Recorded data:
________

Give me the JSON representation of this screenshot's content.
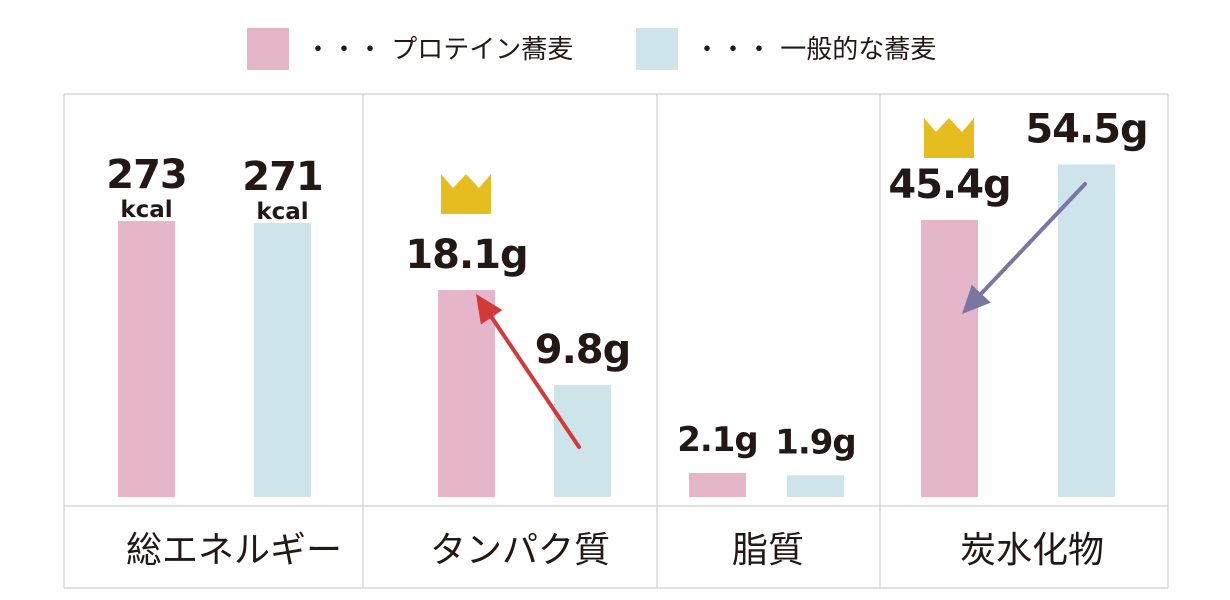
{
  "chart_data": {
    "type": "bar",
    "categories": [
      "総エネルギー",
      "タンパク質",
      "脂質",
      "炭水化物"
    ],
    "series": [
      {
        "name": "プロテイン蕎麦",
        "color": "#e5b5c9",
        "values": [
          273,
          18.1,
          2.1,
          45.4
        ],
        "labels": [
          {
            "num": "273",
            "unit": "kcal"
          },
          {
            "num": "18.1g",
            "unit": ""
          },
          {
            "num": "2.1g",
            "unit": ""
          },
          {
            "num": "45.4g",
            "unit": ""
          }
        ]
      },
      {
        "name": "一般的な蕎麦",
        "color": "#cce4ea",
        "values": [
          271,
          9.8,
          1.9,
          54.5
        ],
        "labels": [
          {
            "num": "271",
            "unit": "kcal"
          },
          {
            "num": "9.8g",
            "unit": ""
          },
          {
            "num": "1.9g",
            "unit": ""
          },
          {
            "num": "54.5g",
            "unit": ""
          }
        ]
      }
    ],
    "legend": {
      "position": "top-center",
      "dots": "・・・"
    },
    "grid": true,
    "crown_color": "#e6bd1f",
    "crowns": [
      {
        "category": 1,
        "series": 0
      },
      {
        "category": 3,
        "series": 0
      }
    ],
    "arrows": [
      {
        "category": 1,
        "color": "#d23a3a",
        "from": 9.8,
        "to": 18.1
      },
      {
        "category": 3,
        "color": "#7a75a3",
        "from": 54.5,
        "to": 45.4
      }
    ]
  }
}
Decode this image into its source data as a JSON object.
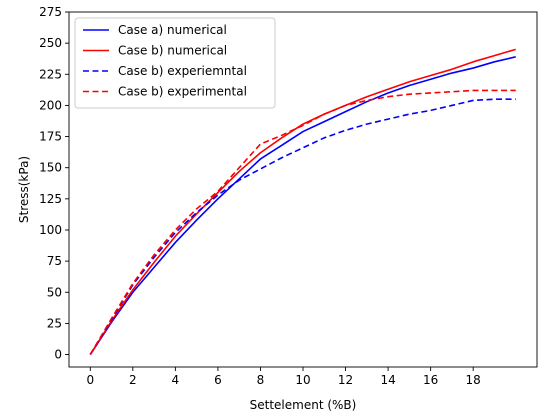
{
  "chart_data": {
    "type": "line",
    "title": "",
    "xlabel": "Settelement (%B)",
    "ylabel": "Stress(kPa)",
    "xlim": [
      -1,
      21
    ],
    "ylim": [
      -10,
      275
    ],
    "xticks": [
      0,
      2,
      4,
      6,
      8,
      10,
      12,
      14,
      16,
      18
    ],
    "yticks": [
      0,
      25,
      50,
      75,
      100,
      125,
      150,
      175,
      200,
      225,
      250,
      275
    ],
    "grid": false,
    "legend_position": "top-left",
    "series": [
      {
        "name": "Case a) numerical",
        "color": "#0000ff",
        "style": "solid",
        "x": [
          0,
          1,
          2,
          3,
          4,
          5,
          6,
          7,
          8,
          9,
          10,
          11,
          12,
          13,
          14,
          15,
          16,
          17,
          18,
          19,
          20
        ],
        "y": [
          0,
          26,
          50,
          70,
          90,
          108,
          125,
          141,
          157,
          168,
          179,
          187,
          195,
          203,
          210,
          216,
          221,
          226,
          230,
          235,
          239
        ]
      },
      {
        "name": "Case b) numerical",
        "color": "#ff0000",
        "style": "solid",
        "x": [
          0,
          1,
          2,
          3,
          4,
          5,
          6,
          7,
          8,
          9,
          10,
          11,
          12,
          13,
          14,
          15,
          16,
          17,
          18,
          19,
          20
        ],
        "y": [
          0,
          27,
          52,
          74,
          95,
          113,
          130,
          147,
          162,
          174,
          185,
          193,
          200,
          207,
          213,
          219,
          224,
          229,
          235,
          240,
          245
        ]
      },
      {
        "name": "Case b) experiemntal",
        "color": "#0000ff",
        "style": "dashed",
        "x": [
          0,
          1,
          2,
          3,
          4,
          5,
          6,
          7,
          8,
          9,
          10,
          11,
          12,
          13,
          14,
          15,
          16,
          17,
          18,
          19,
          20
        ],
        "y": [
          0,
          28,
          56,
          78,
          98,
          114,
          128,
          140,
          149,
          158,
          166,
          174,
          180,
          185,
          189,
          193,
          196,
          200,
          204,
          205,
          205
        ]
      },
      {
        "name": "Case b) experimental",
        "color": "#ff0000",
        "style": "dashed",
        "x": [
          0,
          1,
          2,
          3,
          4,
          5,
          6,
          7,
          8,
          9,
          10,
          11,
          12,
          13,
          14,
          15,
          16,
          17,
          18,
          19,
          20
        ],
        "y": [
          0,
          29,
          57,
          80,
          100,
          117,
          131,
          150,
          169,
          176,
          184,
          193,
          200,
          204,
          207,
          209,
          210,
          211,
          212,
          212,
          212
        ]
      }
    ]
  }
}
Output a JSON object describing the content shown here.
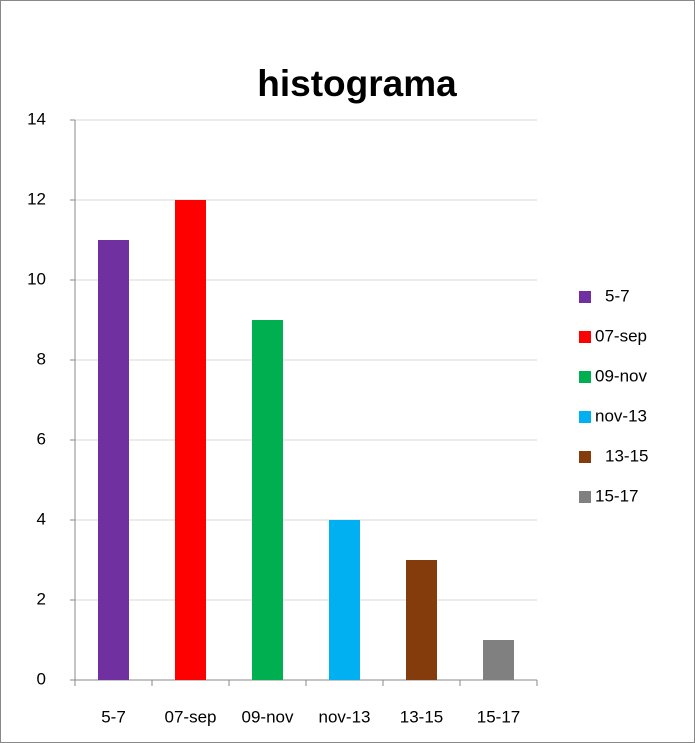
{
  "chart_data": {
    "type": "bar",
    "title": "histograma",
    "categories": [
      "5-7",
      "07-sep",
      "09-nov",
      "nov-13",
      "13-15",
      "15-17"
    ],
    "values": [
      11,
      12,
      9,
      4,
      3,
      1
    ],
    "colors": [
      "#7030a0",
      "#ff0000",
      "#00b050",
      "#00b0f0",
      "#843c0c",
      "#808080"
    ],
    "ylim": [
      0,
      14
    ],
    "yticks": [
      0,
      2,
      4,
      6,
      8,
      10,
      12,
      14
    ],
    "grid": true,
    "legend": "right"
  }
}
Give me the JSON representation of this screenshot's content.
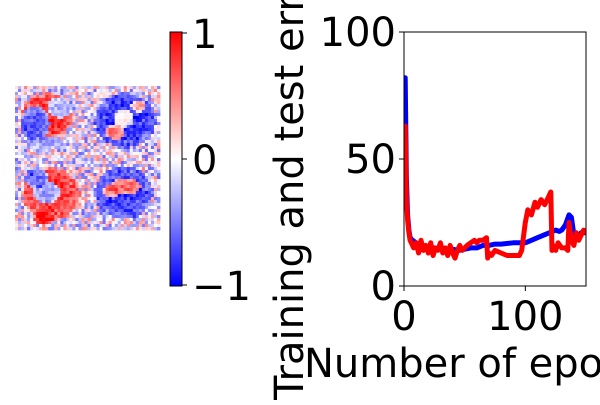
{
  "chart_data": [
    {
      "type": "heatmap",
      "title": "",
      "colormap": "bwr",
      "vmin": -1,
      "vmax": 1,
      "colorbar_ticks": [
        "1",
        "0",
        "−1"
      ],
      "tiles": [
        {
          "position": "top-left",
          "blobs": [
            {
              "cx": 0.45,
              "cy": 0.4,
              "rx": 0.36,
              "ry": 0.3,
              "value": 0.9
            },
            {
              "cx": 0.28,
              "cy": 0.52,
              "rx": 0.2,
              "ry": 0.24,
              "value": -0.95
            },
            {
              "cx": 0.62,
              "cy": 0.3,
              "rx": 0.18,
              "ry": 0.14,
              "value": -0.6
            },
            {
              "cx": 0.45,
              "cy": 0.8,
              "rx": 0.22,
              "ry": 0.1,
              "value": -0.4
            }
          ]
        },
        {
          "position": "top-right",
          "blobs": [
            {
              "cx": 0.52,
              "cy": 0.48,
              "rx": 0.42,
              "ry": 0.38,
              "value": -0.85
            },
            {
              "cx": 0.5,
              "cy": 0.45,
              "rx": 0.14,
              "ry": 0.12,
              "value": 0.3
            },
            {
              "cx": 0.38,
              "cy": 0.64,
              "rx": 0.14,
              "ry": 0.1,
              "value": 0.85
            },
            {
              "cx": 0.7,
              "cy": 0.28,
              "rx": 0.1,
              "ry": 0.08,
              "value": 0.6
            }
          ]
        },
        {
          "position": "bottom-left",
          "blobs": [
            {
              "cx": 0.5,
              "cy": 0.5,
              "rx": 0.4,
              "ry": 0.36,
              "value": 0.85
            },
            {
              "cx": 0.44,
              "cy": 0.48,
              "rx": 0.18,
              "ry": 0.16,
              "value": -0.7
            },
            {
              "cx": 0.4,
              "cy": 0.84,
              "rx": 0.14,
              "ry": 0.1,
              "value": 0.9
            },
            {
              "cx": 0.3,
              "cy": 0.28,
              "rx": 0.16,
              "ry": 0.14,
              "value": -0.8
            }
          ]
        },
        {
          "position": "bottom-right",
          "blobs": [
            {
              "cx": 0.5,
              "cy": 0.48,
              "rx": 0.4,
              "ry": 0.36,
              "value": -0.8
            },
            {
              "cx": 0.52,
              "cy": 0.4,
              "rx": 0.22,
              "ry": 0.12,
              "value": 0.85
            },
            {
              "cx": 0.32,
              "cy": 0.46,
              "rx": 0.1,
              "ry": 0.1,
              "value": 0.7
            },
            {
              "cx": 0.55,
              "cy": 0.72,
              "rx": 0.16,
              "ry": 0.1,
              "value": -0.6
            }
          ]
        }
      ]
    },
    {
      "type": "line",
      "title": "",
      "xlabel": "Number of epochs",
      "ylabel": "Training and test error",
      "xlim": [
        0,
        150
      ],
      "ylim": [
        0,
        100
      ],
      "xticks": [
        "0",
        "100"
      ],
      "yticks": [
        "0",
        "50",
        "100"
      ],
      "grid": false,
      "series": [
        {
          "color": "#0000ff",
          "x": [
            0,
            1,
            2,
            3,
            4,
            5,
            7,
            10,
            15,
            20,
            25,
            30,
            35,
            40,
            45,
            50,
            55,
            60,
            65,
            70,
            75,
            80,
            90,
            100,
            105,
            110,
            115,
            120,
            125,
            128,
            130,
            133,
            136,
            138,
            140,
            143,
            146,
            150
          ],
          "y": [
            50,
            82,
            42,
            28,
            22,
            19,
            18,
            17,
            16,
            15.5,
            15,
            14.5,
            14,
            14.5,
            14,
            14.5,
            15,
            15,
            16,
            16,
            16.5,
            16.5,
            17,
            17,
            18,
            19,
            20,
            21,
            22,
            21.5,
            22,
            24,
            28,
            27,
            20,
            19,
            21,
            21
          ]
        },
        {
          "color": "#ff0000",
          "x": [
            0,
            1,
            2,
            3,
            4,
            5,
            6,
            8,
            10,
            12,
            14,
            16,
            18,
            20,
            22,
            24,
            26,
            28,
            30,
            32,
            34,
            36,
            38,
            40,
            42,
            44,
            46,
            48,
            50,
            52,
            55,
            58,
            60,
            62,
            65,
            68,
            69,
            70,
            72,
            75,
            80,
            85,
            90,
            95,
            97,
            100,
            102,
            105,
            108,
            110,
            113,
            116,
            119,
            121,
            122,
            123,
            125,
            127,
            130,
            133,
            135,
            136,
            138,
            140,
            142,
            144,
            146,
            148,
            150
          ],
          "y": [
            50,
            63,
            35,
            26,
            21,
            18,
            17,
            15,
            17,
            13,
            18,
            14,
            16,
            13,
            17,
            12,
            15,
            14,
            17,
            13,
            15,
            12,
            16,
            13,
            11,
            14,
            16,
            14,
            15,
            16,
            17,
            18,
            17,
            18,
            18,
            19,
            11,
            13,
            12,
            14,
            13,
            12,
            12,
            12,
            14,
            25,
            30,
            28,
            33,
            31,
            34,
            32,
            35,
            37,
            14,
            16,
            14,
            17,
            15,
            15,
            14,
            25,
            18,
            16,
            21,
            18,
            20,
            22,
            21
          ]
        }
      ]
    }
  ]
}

________

Problem »
Copy out each line of the records that holds the string "right".

Full answer »
    "legend": "right"
          "position": "top-right",
          "position": "bottom-right",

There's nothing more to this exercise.